Task description:
Find every line with the word "this". Copy those lines.

Records provided:
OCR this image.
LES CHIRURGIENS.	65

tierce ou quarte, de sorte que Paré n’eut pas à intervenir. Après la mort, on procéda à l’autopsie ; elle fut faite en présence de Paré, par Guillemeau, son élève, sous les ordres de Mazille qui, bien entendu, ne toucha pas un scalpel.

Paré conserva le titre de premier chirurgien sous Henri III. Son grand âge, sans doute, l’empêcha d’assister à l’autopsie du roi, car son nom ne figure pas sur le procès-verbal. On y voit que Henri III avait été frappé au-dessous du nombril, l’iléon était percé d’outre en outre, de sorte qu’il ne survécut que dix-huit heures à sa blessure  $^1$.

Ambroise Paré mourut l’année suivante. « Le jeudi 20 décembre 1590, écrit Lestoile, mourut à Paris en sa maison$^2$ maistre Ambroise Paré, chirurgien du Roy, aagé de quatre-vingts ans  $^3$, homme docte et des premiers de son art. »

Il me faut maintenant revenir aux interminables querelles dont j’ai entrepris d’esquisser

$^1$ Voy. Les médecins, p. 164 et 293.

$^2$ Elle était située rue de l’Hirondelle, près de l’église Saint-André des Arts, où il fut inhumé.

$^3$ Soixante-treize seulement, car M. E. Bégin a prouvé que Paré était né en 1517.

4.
---
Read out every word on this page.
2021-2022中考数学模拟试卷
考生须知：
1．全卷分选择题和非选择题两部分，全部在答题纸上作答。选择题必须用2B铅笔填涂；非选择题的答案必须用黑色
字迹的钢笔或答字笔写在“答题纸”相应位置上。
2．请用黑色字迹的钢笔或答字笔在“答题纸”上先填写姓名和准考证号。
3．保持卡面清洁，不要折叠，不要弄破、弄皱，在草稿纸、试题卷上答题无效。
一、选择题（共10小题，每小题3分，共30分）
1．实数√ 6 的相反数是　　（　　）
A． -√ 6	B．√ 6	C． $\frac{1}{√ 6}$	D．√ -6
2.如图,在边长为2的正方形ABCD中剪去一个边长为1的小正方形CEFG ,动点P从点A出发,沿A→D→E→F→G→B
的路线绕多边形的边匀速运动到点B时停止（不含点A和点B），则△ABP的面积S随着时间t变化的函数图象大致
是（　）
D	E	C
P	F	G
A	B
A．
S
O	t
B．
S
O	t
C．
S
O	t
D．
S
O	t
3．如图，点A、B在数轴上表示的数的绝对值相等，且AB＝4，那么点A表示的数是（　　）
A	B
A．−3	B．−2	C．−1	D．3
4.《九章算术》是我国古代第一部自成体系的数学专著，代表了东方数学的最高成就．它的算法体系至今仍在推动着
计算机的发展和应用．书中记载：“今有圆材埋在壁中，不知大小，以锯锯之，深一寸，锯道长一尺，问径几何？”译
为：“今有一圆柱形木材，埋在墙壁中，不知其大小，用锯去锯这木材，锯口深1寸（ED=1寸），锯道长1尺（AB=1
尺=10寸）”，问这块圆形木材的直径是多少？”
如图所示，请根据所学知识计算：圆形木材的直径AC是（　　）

Task output:
OCR this image.
Read out every word on this page.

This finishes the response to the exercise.